→ **ZITIERTER AUSZUG**
►

Es lohnt sich daher in der Diskussion über das deutsche Mickerwachstum, die Überstundenbesteuerung kurz außer Acht zu lassen und den Blick etwas zu heben. Dann sieht man das Energiesystem der Zukunft. In 20 Jahren wird fast alles elektrisch betrieben sein: Autos, Busse, Lastwagen und selbst viele Fährschiffe. Andere Energieträger kommen nur noch bei Nischenanwendungen zum Zug, etwa dem interkontinentalen Flugverkehr. Dadurch wird der Strombedarf stark steigen. Zusätzlich werden große Mengen an Elektrizität benötigt, um Wasserstoff herzustellen. All dieser Strom stammt aus erneuerbaren Quellen und wird von Abermillionen Besitzern von Solaranlagen und Stromspeichern zur Verfügung gestellt. Netze in einzelnen Haushalten, über Nachbarschaften, Gemeinden bis hin zu einem EU-weiten Hochleistungsnetz sorgen dabei für die erforderliche Energiesicherheit.

◄

→ **DIE AUFGABEN**
A) Prüfe für jede Aussage, ob sie mit dem Auszug zum Energiesystem der Zukunft übereinstimmt. (i) Autos, Busse und Lastwagen werden in 20 Jahren elektrisch betrieben sein. (ii) Auch der interkontinentale Flugverkehr wird elektrisch betrieben. (iii) Ein Teil des Stroms kommt weiterhin aus fossilen Quellen.
B) Schreib den Auszug zum Energiesystem der Zukunft von „Es lohnt sich“ bis „die erforderliche Energiesicherheit.“ erneut ab und benenne dabei „Solaranlagen“ in „Photovoltaikanlagen“ um.
C) Erkläre bitte anhand des Auszugs zum Energiesystem der Zukunft, warum der Strombedarf stark steigen wird.

→ **INHALT DER DATEN**
►

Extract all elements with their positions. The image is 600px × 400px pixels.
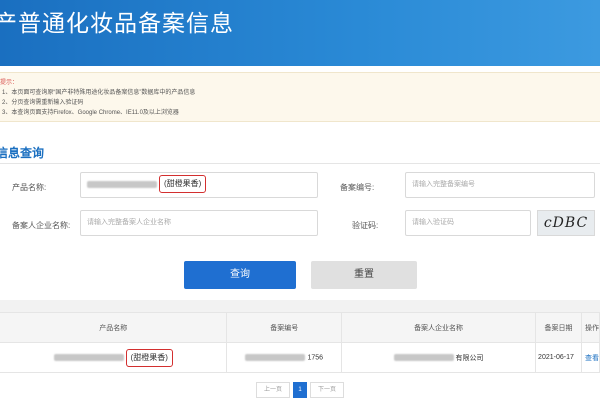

◄

→ **ERGEBNISSE JE AUFGABE**
A)
(i) Ja: „In 20 Jahren wird fast alles elektrisch betrieben sein: Autos, Busse, Lastwagen und selbst viele Fährschiffe.“
(ii) Nein: „Andere Energieträger kommen nur noch bei Nischenanwendungen zum Zug, etwa dem interkontinentalen Flugverkehr.“
(iii) Nein: „All dieser Strom stammt aus erneuerbaren Quellen“

B)
Es lohnt sich daher in der Diskussion über das deutsche Mickerwachstum, die Überstundenbesteuerung kurz außer Acht zu lassen und den Blick etwas zu heben. Dann sieht man das Energiesystem der Zukunft. In 20 Jahren wird fast alles elektrisch betrieben sein: Autos, Busse, Lastwagen und selbst viele Fährschiffe. Andere Energieträger kommen nur noch bei Nischenanwendungen zum Zug, etwa dem interkontinentalen Flugverkehr. Dadurch wird der Strombedarf stark steigen. Zusätzlich werden große Mengen an Elektrizität benötigt, um Wasserstoff herzustellen. All dieser Strom stammt aus erneuerbaren Quellen und wird von Abermillionen Besitzern von Photovoltaikanlagen und Stromspeichern zur Verfügung gestellt. Netze in einzelnen Haushalten, über Nachbarschaften, Gemeinden bis hin zu einem EU-weiten Hochleistungsnetz sorgen dabei für die erforderliche Energiesicherheit.

C) In 20 Jahren wird fast alles elektrisch betrieben sein, etwa Autos, Busse, Lastwagen und viele Fährschiffe. Dadurch steigt der Strombedarf. Zusätzlich werden große Mengen an Elektrizität für die Herstellung von Wasserstoff benötigt.